[TEXT PROVIDED]
A D’var Torah for our Annual Meeting, on parashat Lech Lecha

FIRST STEP (LECH LECHA)

It’s not going to be easy.
All of your roadmaps are wrong.

That was another country:
those lakes have dried up

and new groundwater is welling
in places you won’t expect.

You’ll begin the journey in fog
destination unknown, impossible.

Don’t be surprised by tears.
This right here is holy ground.

Take a deep breath and turn away
from cynicism and despair

listen to the voice from on high
and deep within, the one that says

I’m calling you to a place
which I will show you

and take the first small step
into the surprising sun.

(From 70 faces)

In this week, in our Torah story, God calls Avram to lech-lecha, to go forth. Go forth from your father’s house, from your native land, to the place which God will show you.

Avram doesn’t have a road map. He doesn’t have any way to prepare himself for the journey — how could he? But he hears God’s call, and he feels it in his heart, and he journeys forth into a new life and a new covenant.

What a wonderful Torah portion for the week of our Annual Meeting, in which we celebrate our own going-forth, our own journey toward becoming the community we are called to be.

Others this evening will speak about the state of our congregation, our education programs, our finances. I want to mention the state of our communal religious life.

This year we had some of the highest attendance we’ve ever had at services during the Days of Awe. We experimented with some new things: sacred storytelling on Rosh Hashanah morning, yoga on Yom Kippur afternoon. And we remained true to some of our longstanding traditions: welcoming all who entered our sanctuary, plenty of singing, plenty of joy. The feedback we’ve received — and I want to thank everyone who filled out our High Holiday survey — has been overwhelmingly positive.

[WRITTEN EXERCISE A] Please print the d'var Torah above in full, word for word.

[DATA FOR PROCESSING]
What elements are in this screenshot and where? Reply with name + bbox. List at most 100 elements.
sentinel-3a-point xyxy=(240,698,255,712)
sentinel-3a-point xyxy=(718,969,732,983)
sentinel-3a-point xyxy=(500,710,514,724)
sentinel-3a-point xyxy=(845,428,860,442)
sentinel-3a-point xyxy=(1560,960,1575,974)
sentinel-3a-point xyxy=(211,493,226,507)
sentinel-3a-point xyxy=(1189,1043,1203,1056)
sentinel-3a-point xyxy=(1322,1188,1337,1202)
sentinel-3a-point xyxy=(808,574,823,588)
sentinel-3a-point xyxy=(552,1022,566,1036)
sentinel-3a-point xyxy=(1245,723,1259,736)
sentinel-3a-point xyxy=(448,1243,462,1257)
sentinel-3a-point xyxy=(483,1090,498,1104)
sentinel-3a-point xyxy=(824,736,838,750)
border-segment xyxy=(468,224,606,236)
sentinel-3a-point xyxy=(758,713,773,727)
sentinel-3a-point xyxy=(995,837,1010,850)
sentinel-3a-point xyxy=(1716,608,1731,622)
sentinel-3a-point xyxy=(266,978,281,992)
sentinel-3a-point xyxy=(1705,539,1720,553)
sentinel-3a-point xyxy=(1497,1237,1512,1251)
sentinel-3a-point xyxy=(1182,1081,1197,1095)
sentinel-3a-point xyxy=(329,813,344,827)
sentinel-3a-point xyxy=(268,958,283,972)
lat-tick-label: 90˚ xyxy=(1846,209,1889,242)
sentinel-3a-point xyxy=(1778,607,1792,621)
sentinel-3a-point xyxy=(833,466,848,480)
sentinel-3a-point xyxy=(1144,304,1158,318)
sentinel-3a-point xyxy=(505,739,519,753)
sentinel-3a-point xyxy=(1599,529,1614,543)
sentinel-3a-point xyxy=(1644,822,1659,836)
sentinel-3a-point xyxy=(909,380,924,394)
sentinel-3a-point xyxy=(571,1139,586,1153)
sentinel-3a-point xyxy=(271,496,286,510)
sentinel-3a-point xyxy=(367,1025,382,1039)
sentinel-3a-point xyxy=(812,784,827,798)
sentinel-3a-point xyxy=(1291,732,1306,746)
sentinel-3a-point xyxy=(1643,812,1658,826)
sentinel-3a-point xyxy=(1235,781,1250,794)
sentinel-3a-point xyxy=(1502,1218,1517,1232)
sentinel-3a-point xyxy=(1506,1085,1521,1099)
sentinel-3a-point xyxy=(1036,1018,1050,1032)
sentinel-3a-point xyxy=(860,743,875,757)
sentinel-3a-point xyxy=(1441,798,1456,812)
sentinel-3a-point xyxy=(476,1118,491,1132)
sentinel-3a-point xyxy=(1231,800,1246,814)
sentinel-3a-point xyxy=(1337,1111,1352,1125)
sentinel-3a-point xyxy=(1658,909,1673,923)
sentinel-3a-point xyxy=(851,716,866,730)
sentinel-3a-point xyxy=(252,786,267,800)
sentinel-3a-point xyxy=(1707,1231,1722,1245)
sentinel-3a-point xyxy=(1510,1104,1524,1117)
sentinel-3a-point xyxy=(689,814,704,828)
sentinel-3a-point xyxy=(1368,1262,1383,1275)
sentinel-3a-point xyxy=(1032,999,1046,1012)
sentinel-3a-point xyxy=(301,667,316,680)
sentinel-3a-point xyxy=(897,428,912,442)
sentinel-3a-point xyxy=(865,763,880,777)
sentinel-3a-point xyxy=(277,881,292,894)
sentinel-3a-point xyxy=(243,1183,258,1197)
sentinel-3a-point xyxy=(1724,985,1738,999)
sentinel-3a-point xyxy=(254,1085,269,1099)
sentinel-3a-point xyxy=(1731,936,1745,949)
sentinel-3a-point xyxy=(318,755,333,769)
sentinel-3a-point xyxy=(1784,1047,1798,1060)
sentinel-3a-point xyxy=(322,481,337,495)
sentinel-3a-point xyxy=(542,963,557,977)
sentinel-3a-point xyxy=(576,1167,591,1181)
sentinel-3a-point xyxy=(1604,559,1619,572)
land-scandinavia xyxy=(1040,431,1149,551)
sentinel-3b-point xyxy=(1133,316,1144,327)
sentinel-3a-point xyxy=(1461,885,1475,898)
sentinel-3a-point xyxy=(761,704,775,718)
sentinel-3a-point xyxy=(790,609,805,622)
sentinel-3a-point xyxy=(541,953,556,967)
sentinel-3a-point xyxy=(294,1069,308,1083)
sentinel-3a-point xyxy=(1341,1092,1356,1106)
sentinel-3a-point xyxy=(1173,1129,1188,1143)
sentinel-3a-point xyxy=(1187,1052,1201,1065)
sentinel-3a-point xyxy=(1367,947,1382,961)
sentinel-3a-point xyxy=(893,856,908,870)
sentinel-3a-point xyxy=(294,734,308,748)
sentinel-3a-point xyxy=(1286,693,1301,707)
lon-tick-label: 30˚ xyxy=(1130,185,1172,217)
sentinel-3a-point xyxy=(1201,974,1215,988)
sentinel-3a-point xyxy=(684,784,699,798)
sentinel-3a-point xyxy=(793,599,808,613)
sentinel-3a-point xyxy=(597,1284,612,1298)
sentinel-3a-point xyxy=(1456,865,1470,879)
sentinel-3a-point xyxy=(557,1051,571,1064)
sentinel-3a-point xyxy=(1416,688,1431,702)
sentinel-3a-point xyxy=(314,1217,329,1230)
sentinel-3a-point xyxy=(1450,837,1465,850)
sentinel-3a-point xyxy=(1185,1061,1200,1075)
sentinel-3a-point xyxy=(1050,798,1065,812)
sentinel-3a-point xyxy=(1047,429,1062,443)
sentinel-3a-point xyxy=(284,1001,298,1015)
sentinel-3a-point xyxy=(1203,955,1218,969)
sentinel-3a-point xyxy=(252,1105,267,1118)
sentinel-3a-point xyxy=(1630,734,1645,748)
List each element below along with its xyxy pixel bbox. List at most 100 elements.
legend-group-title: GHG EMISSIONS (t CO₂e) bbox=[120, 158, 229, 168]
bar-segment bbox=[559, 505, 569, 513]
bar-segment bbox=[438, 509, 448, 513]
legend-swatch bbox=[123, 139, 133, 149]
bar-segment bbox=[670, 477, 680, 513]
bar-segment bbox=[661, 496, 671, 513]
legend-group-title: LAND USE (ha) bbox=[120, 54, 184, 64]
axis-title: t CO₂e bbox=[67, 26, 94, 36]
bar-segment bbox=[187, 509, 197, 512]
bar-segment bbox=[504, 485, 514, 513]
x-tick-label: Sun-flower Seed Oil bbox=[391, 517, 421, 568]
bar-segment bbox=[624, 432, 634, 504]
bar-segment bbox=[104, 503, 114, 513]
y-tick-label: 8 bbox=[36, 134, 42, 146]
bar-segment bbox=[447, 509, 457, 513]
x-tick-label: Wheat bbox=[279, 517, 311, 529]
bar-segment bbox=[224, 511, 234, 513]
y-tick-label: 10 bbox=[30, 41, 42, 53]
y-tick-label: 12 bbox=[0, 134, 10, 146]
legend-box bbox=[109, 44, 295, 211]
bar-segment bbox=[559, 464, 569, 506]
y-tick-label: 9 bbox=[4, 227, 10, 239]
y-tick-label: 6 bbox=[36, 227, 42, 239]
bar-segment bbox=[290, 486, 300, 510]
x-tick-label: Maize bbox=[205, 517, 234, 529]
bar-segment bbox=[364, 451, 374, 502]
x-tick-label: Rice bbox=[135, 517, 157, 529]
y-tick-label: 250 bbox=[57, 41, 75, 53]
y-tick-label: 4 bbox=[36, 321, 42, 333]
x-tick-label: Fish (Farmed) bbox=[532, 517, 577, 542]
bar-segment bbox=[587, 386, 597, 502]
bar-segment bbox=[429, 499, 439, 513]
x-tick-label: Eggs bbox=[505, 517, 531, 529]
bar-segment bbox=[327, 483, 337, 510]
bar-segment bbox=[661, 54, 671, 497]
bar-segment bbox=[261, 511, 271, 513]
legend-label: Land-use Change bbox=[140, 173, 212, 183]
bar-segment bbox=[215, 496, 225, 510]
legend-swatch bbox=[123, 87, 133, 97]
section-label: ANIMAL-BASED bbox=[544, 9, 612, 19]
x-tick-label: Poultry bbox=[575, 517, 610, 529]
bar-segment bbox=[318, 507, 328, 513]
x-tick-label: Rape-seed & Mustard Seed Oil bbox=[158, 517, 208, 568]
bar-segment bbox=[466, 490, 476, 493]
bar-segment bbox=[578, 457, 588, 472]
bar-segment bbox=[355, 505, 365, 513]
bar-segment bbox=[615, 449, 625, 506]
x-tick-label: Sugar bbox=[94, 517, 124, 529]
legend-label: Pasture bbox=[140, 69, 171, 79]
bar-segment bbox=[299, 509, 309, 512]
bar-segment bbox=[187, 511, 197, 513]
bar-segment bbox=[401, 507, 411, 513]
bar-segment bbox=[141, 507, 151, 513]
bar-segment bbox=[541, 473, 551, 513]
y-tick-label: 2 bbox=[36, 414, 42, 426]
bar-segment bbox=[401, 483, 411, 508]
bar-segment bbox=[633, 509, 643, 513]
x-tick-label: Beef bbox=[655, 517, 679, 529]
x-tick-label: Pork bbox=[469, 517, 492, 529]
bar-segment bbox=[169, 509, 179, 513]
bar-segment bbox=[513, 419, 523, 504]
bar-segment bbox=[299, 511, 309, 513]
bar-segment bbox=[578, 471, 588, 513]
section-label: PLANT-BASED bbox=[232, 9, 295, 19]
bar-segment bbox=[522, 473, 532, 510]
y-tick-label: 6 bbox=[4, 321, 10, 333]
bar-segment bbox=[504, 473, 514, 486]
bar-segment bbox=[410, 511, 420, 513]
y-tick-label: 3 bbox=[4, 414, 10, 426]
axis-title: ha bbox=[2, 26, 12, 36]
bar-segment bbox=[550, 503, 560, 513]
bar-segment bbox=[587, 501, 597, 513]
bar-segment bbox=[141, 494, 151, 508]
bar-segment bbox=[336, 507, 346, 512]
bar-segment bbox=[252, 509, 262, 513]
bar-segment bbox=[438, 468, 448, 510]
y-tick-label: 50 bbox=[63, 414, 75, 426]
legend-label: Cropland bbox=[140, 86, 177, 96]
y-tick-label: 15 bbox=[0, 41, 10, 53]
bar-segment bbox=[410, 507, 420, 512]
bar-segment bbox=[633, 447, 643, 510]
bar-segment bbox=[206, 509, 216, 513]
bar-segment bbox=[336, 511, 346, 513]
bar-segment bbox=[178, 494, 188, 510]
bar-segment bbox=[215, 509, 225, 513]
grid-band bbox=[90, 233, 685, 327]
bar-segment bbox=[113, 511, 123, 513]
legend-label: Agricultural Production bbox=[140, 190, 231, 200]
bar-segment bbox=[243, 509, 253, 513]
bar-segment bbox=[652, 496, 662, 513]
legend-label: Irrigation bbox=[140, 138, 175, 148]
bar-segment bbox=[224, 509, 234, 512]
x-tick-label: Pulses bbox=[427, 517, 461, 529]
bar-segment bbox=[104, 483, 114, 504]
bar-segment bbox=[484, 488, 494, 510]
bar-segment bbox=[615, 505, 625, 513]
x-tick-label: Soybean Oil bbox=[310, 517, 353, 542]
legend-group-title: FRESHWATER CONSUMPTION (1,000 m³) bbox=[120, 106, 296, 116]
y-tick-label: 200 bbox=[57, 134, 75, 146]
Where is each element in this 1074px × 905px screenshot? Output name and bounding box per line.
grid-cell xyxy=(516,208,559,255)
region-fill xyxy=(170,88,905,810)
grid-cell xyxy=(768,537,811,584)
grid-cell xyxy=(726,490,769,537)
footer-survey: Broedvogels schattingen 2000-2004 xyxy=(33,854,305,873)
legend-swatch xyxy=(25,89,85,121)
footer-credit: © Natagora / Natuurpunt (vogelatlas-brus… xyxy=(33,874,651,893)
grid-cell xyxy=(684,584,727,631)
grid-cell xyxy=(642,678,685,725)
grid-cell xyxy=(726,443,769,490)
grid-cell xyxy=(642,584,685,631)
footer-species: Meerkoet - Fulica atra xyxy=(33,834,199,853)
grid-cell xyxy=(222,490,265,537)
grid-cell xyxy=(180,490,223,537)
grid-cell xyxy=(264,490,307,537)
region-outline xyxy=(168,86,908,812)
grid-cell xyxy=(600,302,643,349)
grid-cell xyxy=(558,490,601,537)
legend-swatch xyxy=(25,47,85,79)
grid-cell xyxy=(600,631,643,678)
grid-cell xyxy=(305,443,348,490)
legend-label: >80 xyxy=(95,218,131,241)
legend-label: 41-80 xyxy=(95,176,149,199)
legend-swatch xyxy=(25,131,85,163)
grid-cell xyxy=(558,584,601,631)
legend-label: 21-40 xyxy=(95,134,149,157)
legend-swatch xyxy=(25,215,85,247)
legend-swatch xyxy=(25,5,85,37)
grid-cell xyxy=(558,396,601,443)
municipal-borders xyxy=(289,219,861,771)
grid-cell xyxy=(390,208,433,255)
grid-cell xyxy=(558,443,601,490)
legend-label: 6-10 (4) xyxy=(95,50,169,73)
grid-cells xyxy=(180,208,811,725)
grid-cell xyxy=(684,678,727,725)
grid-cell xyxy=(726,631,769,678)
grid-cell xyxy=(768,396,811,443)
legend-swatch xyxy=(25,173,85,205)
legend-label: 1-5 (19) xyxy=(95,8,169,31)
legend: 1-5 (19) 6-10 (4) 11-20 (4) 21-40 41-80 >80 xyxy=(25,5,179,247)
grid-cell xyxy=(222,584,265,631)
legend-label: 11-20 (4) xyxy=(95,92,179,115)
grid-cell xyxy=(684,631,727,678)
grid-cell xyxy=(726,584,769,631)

[WRITTEN EXERCISE B] Output the entries unchanged, starting with their first line and going on through the line with "sentinel-3a-point xyxy=(211,493,226,507)", both ends included, and nothing more.

[FULL SOLUTION A]
A D’var Torah for our Annual Meeting, on parashat Lech Lecha

FIRST STEP (LECH LECHA)

It’s not going to be easy.
All of your roadmaps are wrong.

That was another country:
those lakes have dried up

and new groundwater is welling
in places you won’t expect.

You’ll begin the journey in fog
destination unknown, impossible.

Don’t be surprised by tears.
This right here is holy ground.

Take a deep breath and turn away
from cynicism and despair

listen to the voice from on high
and deep within, the one that says

I’m calling you to a place
which I will show you

and take the first small step
into the surprising sun.

(From 70 faces)

In this week, in our Torah story, God calls Avram to lech-lecha, to go forth. Go forth from your father’s house, from your native land, to the place which God will show you.

Avram doesn’t have a road map. He doesn’t have any way to prepare himself for the journey — how could he? But he hears God’s call, and he feels it in his heart, and he journeys forth into a new life and a new covenant.

What a wonderful Torah portion for the week of our Annual Meeting, in which we celebrate our own going-forth, our own journey toward becoming the community we are called to be.

Others this evening will speak about the state of our congregation, our education programs, our finances. I want to mention the state of our communal religious life.

This year we had some of the highest attendance we’ve ever had at services during the Days of Awe. We experimented with some new things: sacred storytelling on Rosh Hashanah morning, yoga on Yom Kippur afternoon. And we remained true to some of our longstanding traditions: welcoming all who entered our sanctuary, plenty of singing, plenty of joy. The feedback we’ve received — and I want to thank everyone who filled out our High Holiday survey — has been overwhelmingly positive.

[FULL SOLUTION B]
What elements are in this screenshot and where? Reply with name + bbox. List at most 100 elements.
sentinel-3a-point xyxy=(240,698,255,712)
sentinel-3a-point xyxy=(718,969,732,983)
sentinel-3a-point xyxy=(500,710,514,724)
sentinel-3a-point xyxy=(845,428,860,442)
sentinel-3a-point xyxy=(1560,960,1575,974)
sentinel-3a-point xyxy=(211,493,226,507)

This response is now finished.